§ Exercise instructions
Copy out each line of the material in which the word "true" appears.

§ Input data
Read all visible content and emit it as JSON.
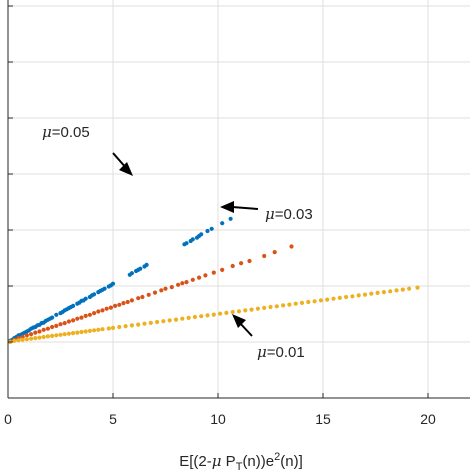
{
  "chart_data": {
    "type": "scatter",
    "xlabel": "E[(2-μ P_T(n))e^2(n)]",
    "xlim": [
      0,
      22
    ],
    "xticks": [
      "0",
      "5",
      "10",
      "15",
      "20"
    ],
    "y_tick_labels_visible": false,
    "grid": true,
    "origin_y": 0,
    "series": [
      {
        "name": "μ=0.05",
        "color": "#0072bd",
        "points": [
          [
            0.1,
            0.1
          ],
          [
            0.2,
            0.2
          ],
          [
            0.3,
            0.35
          ],
          [
            0.4,
            0.45
          ],
          [
            0.5,
            0.6
          ],
          [
            0.6,
            0.65
          ],
          [
            0.7,
            0.75
          ],
          [
            0.8,
            0.85
          ],
          [
            0.9,
            0.95
          ],
          [
            1.0,
            1.05
          ],
          [
            1.1,
            1.2
          ],
          [
            1.2,
            1.3
          ],
          [
            1.3,
            1.35
          ],
          [
            1.4,
            1.5
          ],
          [
            1.5,
            1.55
          ],
          [
            1.6,
            1.7
          ],
          [
            1.7,
            1.75
          ],
          [
            1.8,
            1.9
          ],
          [
            1.9,
            2.0
          ],
          [
            2.0,
            2.1
          ],
          [
            2.1,
            2.2
          ],
          [
            2.3,
            2.45
          ],
          [
            2.5,
            2.6
          ],
          [
            2.6,
            2.7
          ],
          [
            2.7,
            2.85
          ],
          [
            2.8,
            2.95
          ],
          [
            2.9,
            3.05
          ],
          [
            3.0,
            3.15
          ],
          [
            3.1,
            3.25
          ],
          [
            3.3,
            3.45
          ],
          [
            3.4,
            3.55
          ],
          [
            3.5,
            3.7
          ],
          [
            3.6,
            3.75
          ],
          [
            3.7,
            3.9
          ],
          [
            3.9,
            4.05
          ],
          [
            4.0,
            4.2
          ],
          [
            4.1,
            4.3
          ],
          [
            4.3,
            4.5
          ],
          [
            4.4,
            4.6
          ],
          [
            4.5,
            4.7
          ],
          [
            4.6,
            4.8
          ],
          [
            4.8,
            5.0
          ],
          [
            4.9,
            5.1
          ],
          [
            5.0,
            5.25
          ],
          [
            5.8,
            6.05
          ],
          [
            5.9,
            6.2
          ],
          [
            6.1,
            6.4
          ],
          [
            6.2,
            6.5
          ],
          [
            6.3,
            6.6
          ],
          [
            6.5,
            6.8
          ],
          [
            6.6,
            6.95
          ],
          [
            8.4,
            8.8
          ],
          [
            8.5,
            8.9
          ],
          [
            8.7,
            9.1
          ],
          [
            8.8,
            9.25
          ],
          [
            9.0,
            9.4
          ],
          [
            9.1,
            9.55
          ],
          [
            9.2,
            9.7
          ],
          [
            9.5,
            10.0
          ],
          [
            9.7,
            10.2
          ],
          [
            10.2,
            10.7
          ],
          [
            10.6,
            11.1
          ]
        ]
      },
      {
        "name": "μ=0.03",
        "color": "#d95319",
        "points": [
          [
            0.1,
            0.05
          ],
          [
            0.3,
            0.2
          ],
          [
            0.5,
            0.35
          ],
          [
            0.7,
            0.45
          ],
          [
            0.9,
            0.6
          ],
          [
            1.1,
            0.7
          ],
          [
            1.3,
            0.85
          ],
          [
            1.5,
            0.95
          ],
          [
            1.7,
            1.1
          ],
          [
            1.9,
            1.2
          ],
          [
            2.1,
            1.35
          ],
          [
            2.3,
            1.45
          ],
          [
            2.5,
            1.6
          ],
          [
            2.7,
            1.7
          ],
          [
            2.9,
            1.85
          ],
          [
            3.1,
            1.95
          ],
          [
            3.3,
            2.1
          ],
          [
            3.5,
            2.2
          ],
          [
            3.7,
            2.35
          ],
          [
            3.9,
            2.45
          ],
          [
            4.1,
            2.6
          ],
          [
            4.3,
            2.75
          ],
          [
            4.5,
            2.85
          ],
          [
            4.7,
            3.0
          ],
          [
            4.9,
            3.1
          ],
          [
            5.1,
            3.25
          ],
          [
            5.3,
            3.35
          ],
          [
            5.5,
            3.5
          ],
          [
            5.7,
            3.6
          ],
          [
            5.9,
            3.75
          ],
          [
            6.2,
            3.95
          ],
          [
            6.4,
            4.05
          ],
          [
            6.7,
            4.25
          ],
          [
            7.0,
            4.45
          ],
          [
            7.3,
            4.65
          ],
          [
            7.5,
            4.8
          ],
          [
            7.8,
            4.95
          ],
          [
            8.1,
            5.15
          ],
          [
            8.3,
            5.3
          ],
          [
            8.5,
            5.4
          ],
          [
            8.8,
            5.6
          ],
          [
            9.1,
            5.8
          ],
          [
            9.4,
            6.0
          ],
          [
            9.8,
            6.25
          ],
          [
            10.2,
            6.5
          ],
          [
            10.7,
            6.85
          ],
          [
            11.1,
            7.1
          ],
          [
            11.5,
            7.3
          ],
          [
            12.2,
            7.75
          ],
          [
            12.7,
            8.1
          ],
          [
            13.5,
            8.6
          ]
        ]
      },
      {
        "name": "μ=0.01",
        "color": "#edb120",
        "points": [
          [
            0.1,
            0.0
          ],
          [
            0.3,
            0.1
          ],
          [
            0.5,
            0.15
          ],
          [
            0.7,
            0.2
          ],
          [
            0.9,
            0.25
          ],
          [
            1.1,
            0.3
          ],
          [
            1.3,
            0.35
          ],
          [
            1.5,
            0.4
          ],
          [
            1.7,
            0.45
          ],
          [
            1.9,
            0.5
          ],
          [
            2.1,
            0.55
          ],
          [
            2.3,
            0.6
          ],
          [
            2.5,
            0.65
          ],
          [
            2.7,
            0.7
          ],
          [
            2.9,
            0.75
          ],
          [
            3.1,
            0.8
          ],
          [
            3.3,
            0.85
          ],
          [
            3.5,
            0.9
          ],
          [
            3.7,
            0.95
          ],
          [
            3.9,
            1.0
          ],
          [
            4.1,
            1.05
          ],
          [
            4.3,
            1.1
          ],
          [
            4.5,
            1.15
          ],
          [
            4.8,
            1.22
          ],
          [
            5.0,
            1.27
          ],
          [
            5.3,
            1.35
          ],
          [
            5.6,
            1.42
          ],
          [
            5.9,
            1.5
          ],
          [
            6.2,
            1.57
          ],
          [
            6.5,
            1.65
          ],
          [
            6.8,
            1.72
          ],
          [
            7.1,
            1.8
          ],
          [
            7.4,
            1.87
          ],
          [
            7.7,
            1.95
          ],
          [
            8.0,
            2.02
          ],
          [
            8.3,
            2.1
          ],
          [
            8.6,
            2.17
          ],
          [
            8.9,
            2.25
          ],
          [
            9.2,
            2.32
          ],
          [
            9.5,
            2.4
          ],
          [
            9.8,
            2.47
          ],
          [
            10.1,
            2.55
          ],
          [
            10.4,
            2.62
          ],
          [
            10.7,
            2.7
          ],
          [
            11.0,
            2.77
          ],
          [
            11.3,
            2.85
          ],
          [
            11.6,
            2.92
          ],
          [
            11.9,
            3.0
          ],
          [
            12.2,
            3.07
          ],
          [
            12.5,
            3.15
          ],
          [
            12.8,
            3.22
          ],
          [
            13.1,
            3.3
          ],
          [
            13.4,
            3.37
          ],
          [
            13.7,
            3.45
          ],
          [
            14.0,
            3.52
          ],
          [
            14.3,
            3.6
          ],
          [
            14.6,
            3.67
          ],
          [
            14.9,
            3.75
          ],
          [
            15.2,
            3.82
          ],
          [
            15.5,
            3.9
          ],
          [
            15.8,
            3.97
          ],
          [
            16.1,
            4.05
          ],
          [
            16.4,
            4.12
          ],
          [
            16.7,
            4.2
          ],
          [
            17.0,
            4.27
          ],
          [
            17.3,
            4.35
          ],
          [
            17.6,
            4.42
          ],
          [
            17.9,
            4.5
          ],
          [
            18.2,
            4.57
          ],
          [
            18.5,
            4.65
          ],
          [
            18.8,
            4.72
          ],
          [
            19.1,
            4.8
          ],
          [
            19.5,
            4.9
          ]
        ]
      }
    ],
    "annotations": [
      {
        "mu": "μ",
        "text": "=0.05"
      },
      {
        "mu": "μ",
        "text": "=0.03"
      },
      {
        "mu": "μ",
        "text": "=0.01"
      }
    ]
  },
  "colors": {
    "axis": "#262626",
    "grid": "#dfdfdf"
  }
}
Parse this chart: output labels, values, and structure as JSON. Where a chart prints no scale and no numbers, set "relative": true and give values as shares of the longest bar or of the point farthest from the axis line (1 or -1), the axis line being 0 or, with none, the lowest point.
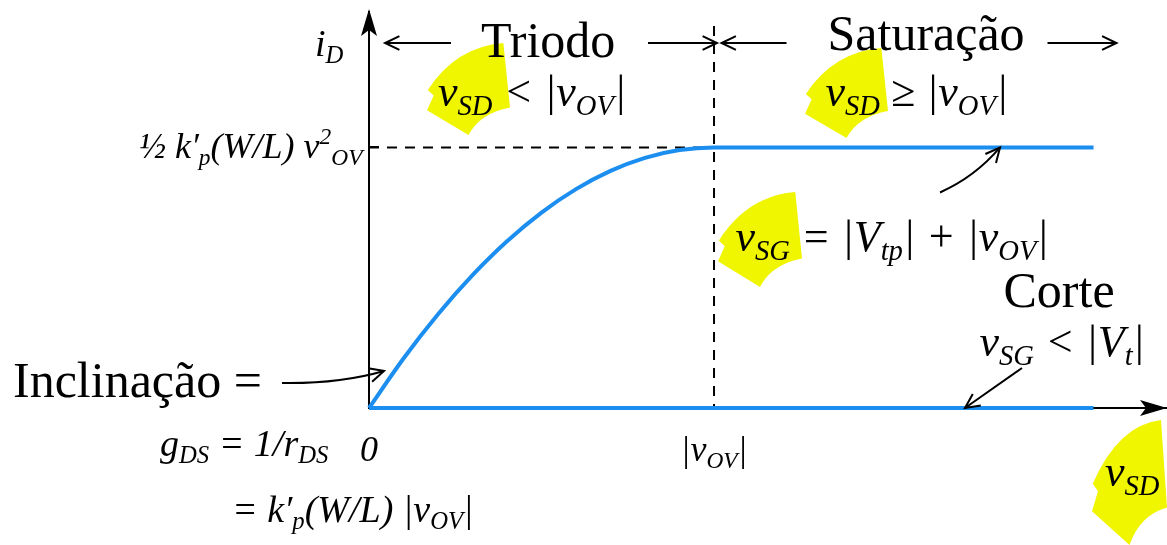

§ Answer below
    "grid": true,
Parse this chart: output labels, values, and structure as JSON. Where a chart prints no scale and no numbers, set "relative": true and give values as shares of the longest bar or of the point farthest from the axis line (1 or -1), the axis line being 0 or, with none, the lowest point.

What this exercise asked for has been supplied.